— Exercise goal —
Could you write out the records below exactly as they appear, leaving out any pictures?

— Records shown —
□ □ □ □ □
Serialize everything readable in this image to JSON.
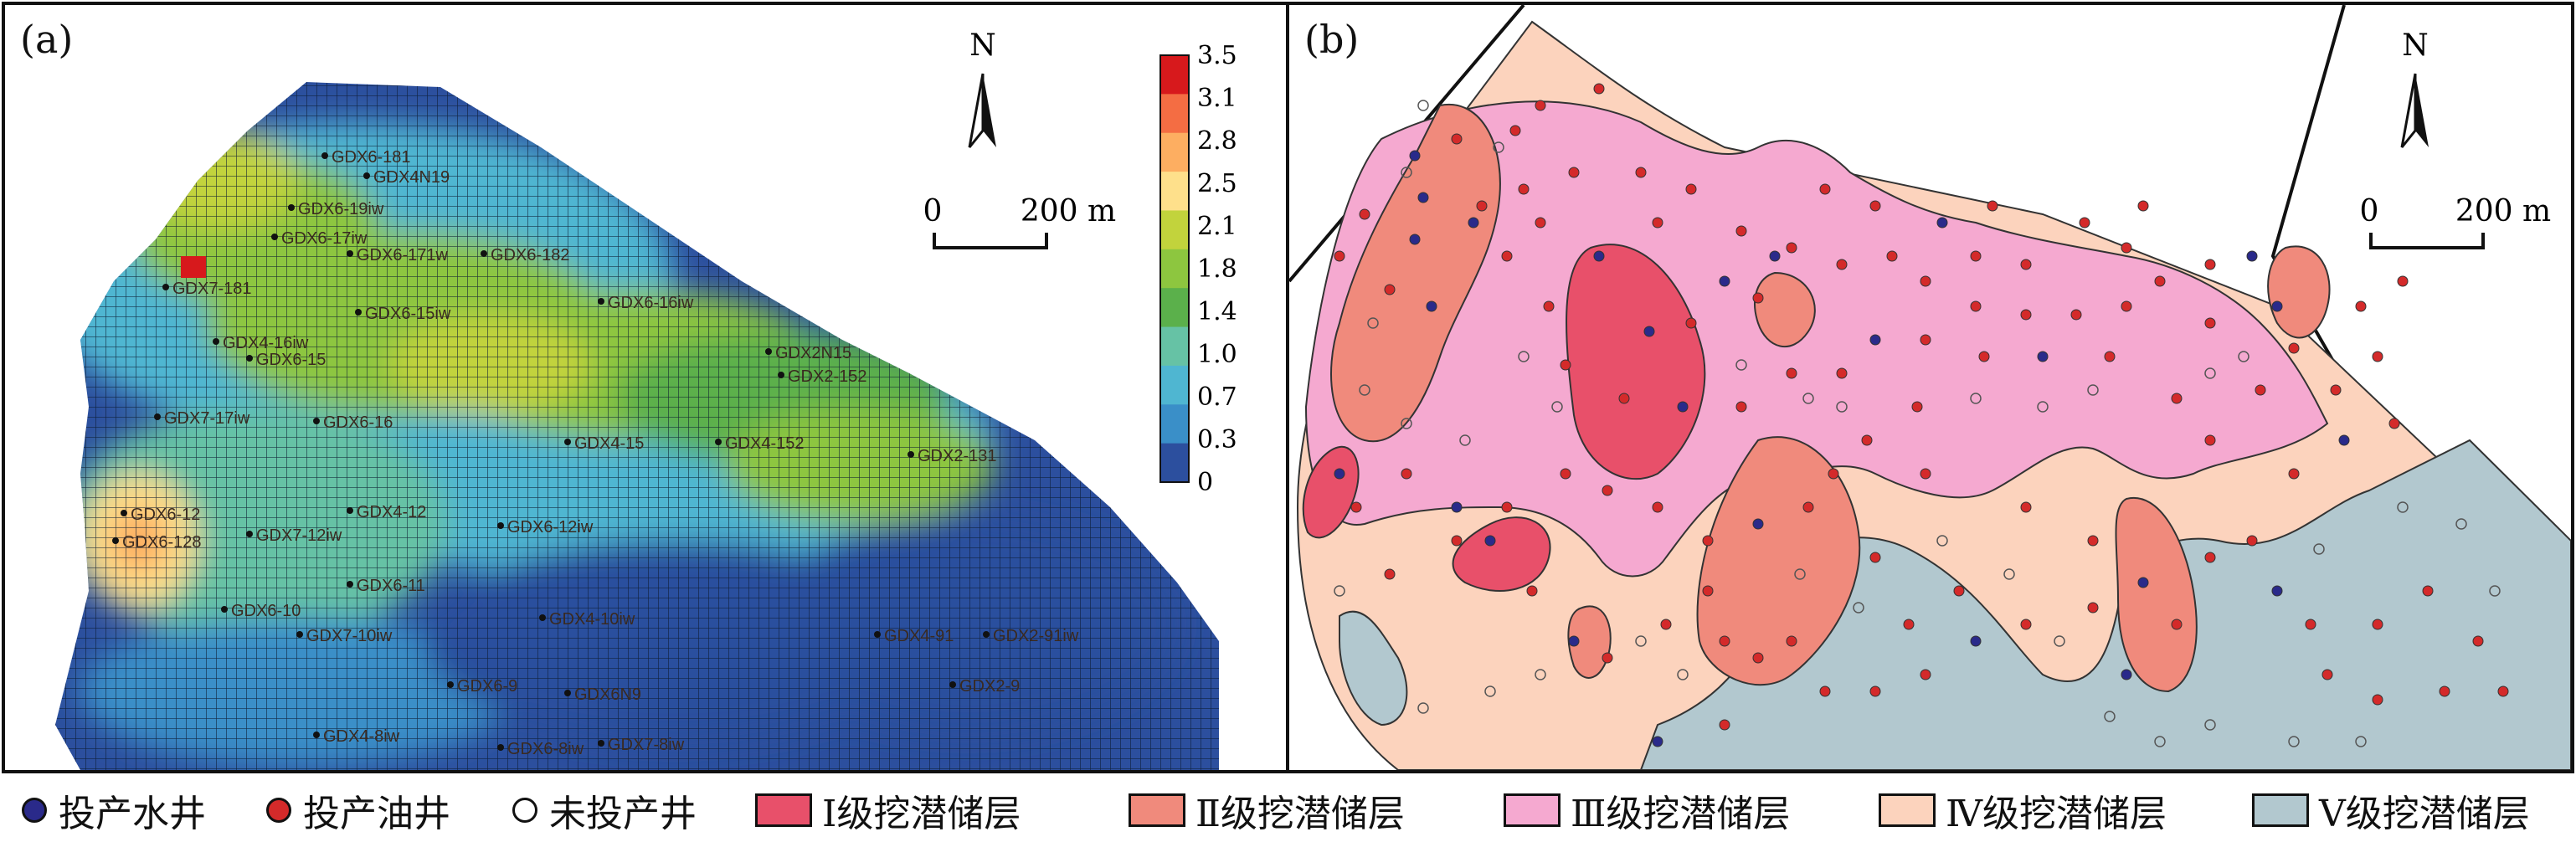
{
  "panel_a": {
    "label": "(a)",
    "north": "N",
    "scale_zero": "0",
    "scale_text": "200 m",
    "colorbar_ticks": [
      "3.5",
      "3.1",
      "2.8",
      "2.5",
      "2.1",
      "1.8",
      "1.4",
      "1.0",
      "0.7",
      "0.3",
      "0"
    ],
    "colorbar_colors": [
      "#d7191c",
      "#f46d43",
      "#fdae61",
      "#fee08b",
      "#c2d33c",
      "#8dc63f",
      "#5bb04b",
      "#66c2a5",
      "#4fb6d1",
      "#3a8fc8",
      "#2c4f9e"
    ],
    "wells": [
      "GDX6-181",
      "GDX4N19",
      "GDX6-19iw",
      "GDX6-17iw",
      "GDX6-171w",
      "GDX6-182",
      "GDX7-181",
      "GDX6-16iw",
      "GDX6-15iw",
      "GDX4-16iw",
      "GDX6-15",
      "GDX2N15",
      "GDX2-152",
      "GDX7-17iw",
      "GDX6-16",
      "GDX4-15",
      "GDX4-152",
      "GDX2-131",
      "GDX6-12",
      "GDX7-12iw",
      "GDX6-12iw",
      "GDX4-12",
      "GDX6-128",
      "GDX6-11",
      "GDX6-10",
      "GDX7-10iw",
      "GDX4-10iw",
      "GDX4-91",
      "GDX2-91iw",
      "GDX2-9",
      "GDX6N9",
      "GDX6-9",
      "GDX4-8iw",
      "GDX6-8iw",
      "GDX7-8iw"
    ]
  },
  "panel_b": {
    "label": "(b)",
    "north": "N",
    "scale_zero": "0",
    "scale_text": "200 m",
    "zone_colors": {
      "I": "#e8506a",
      "II": "#f08a7c",
      "III": "#f5a9d0",
      "IV": "#fcd3bd",
      "V": "#b2c8cf"
    }
  },
  "legend": {
    "water_well": "投产水井",
    "oil_well": "投产油井",
    "unproduced_well": "未投产井",
    "zone_1": "Ⅰ级挖潜储层",
    "zone_2": "Ⅱ级挖潜储层",
    "zone_3": "Ⅲ级挖潜储层",
    "zone_4": "Ⅳ级挖潜储层",
    "zone_5": "Ⅴ级挖潜储层",
    "water_color": "#2a2a8a",
    "oil_color": "#d42a2a"
  }
}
□ □ □ □ □
— Final result —
Serialize everything readable in this image to JSON.
{
  "panel_a": {
    "label": "(a)",
    "north": "N",
    "scale_zero": "0",
    "scale_text": "200 m",
    "colorbar_ticks": [
      "3.5",
      "3.1",
      "2.8",
      "2.5",
      "2.1",
      "1.8",
      "1.4",
      "1.0",
      "0.7",
      "0.3",
      "0"
    ],
    "colorbar_colors": [
      "#d7191c",
      "#f46d43",
      "#fdae61",
      "#fee08b",
      "#c2d33c",
      "#8dc63f",
      "#5bb04b",
      "#66c2a5",
      "#4fb6d1",
      "#3a8fc8",
      "#2c4f9e"
    ],
    "wells": [
      "GDX6-181",
      "GDX4N19",
      "GDX6-19iw",
      "GDX6-17iw",
      "GDX6-171w",
      "GDX6-182",
      "GDX7-181",
      "GDX6-16iw",
      "GDX6-15iw",
      "GDX4-16iw",
      "GDX6-15",
      "GDX2N15",
      "GDX2-152",
      "GDX7-17iw",
      "GDX6-16",
      "GDX4-15",
      "GDX4-152",
      "GDX2-131",
      "GDX6-12",
      "GDX7-12iw",
      "GDX6-12iw",
      "GDX4-12",
      "GDX6-128",
      "GDX6-11",
      "GDX6-10",
      "GDX7-10iw",
      "GDX4-10iw",
      "GDX4-91",
      "GDX2-91iw",
      "GDX2-9",
      "GDX6N9",
      "GDX6-9",
      "GDX4-8iw",
      "GDX6-8iw",
      "GDX7-8iw"
    ]
  },
  "panel_b": {
    "label": "(b)",
    "north": "N",
    "scale_zero": "0",
    "scale_text": "200 m",
    "zone_colors": {
      "I": "#e8506a",
      "II": "#f08a7c",
      "III": "#f5a9d0",
      "IV": "#fcd3bd",
      "V": "#b2c8cf"
    }
  },
  "legend": {
    "water_well": "投产水井",
    "oil_well": "投产油井",
    "unproduced_well": "未投产井",
    "zone_1": "Ⅰ级挖潜储层",
    "zone_2": "Ⅱ级挖潜储层",
    "zone_3": "Ⅲ级挖潜储层",
    "zone_4": "Ⅳ级挖潜储层",
    "zone_5": "Ⅴ级挖潜储层",
    "water_color": "#2a2a8a",
    "oil_color": "#d42a2a"
  }
}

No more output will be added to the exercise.